## GIVEN REQUEST A
Convert the entries from the start through the line containing "bar <box>775 362 811 727</box>", inclusive, into a Markdown table with columns Row and Entry, leaving out blank lines.

[Start of EXCERPT TO READ]

Robert Ehrlich wrote:

After a bit thinking about that my conclusion is that the above
solution doesn't work. Even if the system I was talking about
is overdetermined, there is always an undetermination on the couple
vertical speed of airmass/sink speed of glider relatively to airmass,
any combination of both with the same sum satisfies in the same way
the equations, so no valuable information on the polar of the glider
can be obtained unless we add some information on the airmass, either
by some other data, or by some further modelling (e.g. assuming the
total vertical movement of the airmass is zero, which is not realistic,
or that it is some given percentage of the average lift, or anything we may
think about it)


Maybe the laser airspeed devices could be applied to flight testing, but
by having them on the ground instead of in the glider. Pointing up, they
could be used to determine how much the atmosphere is moving during a
conventional, Johnson-style, flight test. The data could then be
corrected with this measurement of the actual air mass movement.

It would take units designed for long range measurements (meteorological
instruments, likely), of course, not ones really designed for airspeed
indicators.

[End of EXCERPT TO READ]
[Start of DATA SUPPLIED]

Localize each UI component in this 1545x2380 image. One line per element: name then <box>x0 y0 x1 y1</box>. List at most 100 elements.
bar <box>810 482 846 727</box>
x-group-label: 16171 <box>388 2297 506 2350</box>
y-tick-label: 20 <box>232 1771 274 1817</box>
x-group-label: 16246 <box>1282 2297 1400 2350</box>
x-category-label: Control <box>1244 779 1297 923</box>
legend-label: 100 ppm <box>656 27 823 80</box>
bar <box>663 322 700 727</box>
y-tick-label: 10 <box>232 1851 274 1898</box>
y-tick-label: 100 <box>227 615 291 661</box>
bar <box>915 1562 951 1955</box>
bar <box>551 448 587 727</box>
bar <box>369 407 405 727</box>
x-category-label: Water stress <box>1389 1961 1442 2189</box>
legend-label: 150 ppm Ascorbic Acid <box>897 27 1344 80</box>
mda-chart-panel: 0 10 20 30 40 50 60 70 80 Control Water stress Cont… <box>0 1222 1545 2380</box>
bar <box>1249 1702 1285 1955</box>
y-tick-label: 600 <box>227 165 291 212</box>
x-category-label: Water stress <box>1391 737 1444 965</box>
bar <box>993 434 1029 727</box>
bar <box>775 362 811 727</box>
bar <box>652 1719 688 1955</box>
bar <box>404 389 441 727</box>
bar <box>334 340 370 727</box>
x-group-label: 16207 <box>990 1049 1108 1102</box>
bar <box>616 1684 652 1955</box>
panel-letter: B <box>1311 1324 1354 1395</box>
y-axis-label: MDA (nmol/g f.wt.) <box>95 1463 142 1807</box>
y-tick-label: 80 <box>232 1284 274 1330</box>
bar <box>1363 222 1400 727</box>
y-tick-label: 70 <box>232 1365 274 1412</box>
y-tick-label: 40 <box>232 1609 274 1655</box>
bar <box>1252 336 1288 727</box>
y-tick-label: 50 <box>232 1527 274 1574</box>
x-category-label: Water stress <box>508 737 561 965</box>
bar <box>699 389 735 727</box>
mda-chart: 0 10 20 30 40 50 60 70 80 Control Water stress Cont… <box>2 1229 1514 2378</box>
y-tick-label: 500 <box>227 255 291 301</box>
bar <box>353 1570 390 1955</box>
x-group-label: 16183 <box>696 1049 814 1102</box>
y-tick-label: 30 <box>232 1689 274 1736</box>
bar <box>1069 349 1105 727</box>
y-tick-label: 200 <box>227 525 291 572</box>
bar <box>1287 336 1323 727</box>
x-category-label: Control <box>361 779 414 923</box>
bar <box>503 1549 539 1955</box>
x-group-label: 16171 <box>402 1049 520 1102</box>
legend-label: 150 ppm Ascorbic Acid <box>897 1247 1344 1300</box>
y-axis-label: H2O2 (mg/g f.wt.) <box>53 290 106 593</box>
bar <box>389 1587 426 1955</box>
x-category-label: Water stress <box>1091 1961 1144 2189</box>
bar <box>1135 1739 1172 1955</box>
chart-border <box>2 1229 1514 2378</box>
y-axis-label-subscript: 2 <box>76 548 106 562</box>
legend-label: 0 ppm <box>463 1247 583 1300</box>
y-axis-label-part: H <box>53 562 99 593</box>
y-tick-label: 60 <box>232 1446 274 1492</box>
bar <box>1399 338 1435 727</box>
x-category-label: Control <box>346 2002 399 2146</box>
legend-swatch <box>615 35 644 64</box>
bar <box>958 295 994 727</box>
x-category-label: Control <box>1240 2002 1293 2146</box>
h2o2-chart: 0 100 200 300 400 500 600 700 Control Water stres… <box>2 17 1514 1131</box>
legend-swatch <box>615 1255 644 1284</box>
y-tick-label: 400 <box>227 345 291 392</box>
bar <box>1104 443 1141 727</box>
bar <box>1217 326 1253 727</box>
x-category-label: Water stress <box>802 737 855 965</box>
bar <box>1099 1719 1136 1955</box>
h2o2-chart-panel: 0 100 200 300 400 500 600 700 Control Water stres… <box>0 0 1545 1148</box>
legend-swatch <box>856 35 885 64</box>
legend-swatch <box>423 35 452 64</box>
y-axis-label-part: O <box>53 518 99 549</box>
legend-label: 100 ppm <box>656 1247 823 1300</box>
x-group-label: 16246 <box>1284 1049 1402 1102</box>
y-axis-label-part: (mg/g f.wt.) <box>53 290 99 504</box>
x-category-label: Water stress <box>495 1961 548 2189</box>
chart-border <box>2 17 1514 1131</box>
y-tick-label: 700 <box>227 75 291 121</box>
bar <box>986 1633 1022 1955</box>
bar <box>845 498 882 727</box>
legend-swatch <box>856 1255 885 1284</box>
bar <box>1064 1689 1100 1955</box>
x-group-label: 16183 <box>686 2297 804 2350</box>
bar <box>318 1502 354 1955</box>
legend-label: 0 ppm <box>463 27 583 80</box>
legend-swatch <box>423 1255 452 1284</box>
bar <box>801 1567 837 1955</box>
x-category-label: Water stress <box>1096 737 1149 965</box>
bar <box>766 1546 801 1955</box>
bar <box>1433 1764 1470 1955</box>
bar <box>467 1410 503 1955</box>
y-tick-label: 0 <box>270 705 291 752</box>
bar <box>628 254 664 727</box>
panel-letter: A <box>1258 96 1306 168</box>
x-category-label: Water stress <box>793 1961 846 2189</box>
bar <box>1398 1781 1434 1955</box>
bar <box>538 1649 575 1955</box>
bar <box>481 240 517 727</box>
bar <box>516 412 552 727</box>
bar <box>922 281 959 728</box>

[End of DATA SUPPLIED]

## GIVEN REQUEST B
Update the passage of the glider flight-testing text between "It would take" and "indicators.", inclusive, by replacing "meteorological" with "atmospheric".

## EXPECTED OUTPUT A
| Row | Entry |
|---|---|
| 1 | Localize each UI component in this 1545x2380 image. One line per element: name then <box>x0 y0 x1 y1</box>. List at most 100 elements. |
| 2 | bar <box>810 482 846 727</box> |
| 3 | x-group-label: 16171 <box>388 2297 506 2350</box> |
| 4 | y-tick-label: 20 <box>232 1771 274 1817</box> |
| 5 | x-group-label: 16246 <box>1282 2297 1400 2350</box> |
| 6 | x-category-label: Control <box>1244 779 1297 923</box> |
| 7 | legend-label: 100 ppm <box>656 27 823 80</box> |
| 8 | bar <box>663 322 700 727</box> |
| 9 | y-tick-label: 10 <box>232 1851 274 1898</box> |
| 10 | y-tick-label: 100 <box>227 615 291 661</box> |
| 11 | bar <box>915 1562 951 1955</box> |
| 12 | bar <box>551 448 587 727</box> |
| 13 | bar <box>369 407 405 727</box> |
| 14 | x-category-label: Water stress <box>1389 1961 1442 2189</box> |
| 15 | legend-label: 150 ppm Ascorbic Acid <box>897 27 1344 80</box> |
| 16 | mda-chart-panel: 0 10 20 30 40 50 60 70 80 Control Water stress Cont… <box>0 1222 1545 2380</box> |
| 17 | bar <box>1249 1702 1285 1955</box> |
| 18 | y-tick-label: 600 <box>227 165 291 212</box> |
| 19 | x-category-label: Water stress <box>1391 737 1444 965</box> |
| 20 | bar <box>993 434 1029 727</box> |
| 21 | bar <box>775 362 811 727</box> |

## EXPECTED OUTPUT B
It would take units designed for long range measurements (atmospheric
instruments, likely), of course, not ones really designed for airspeed
indicators.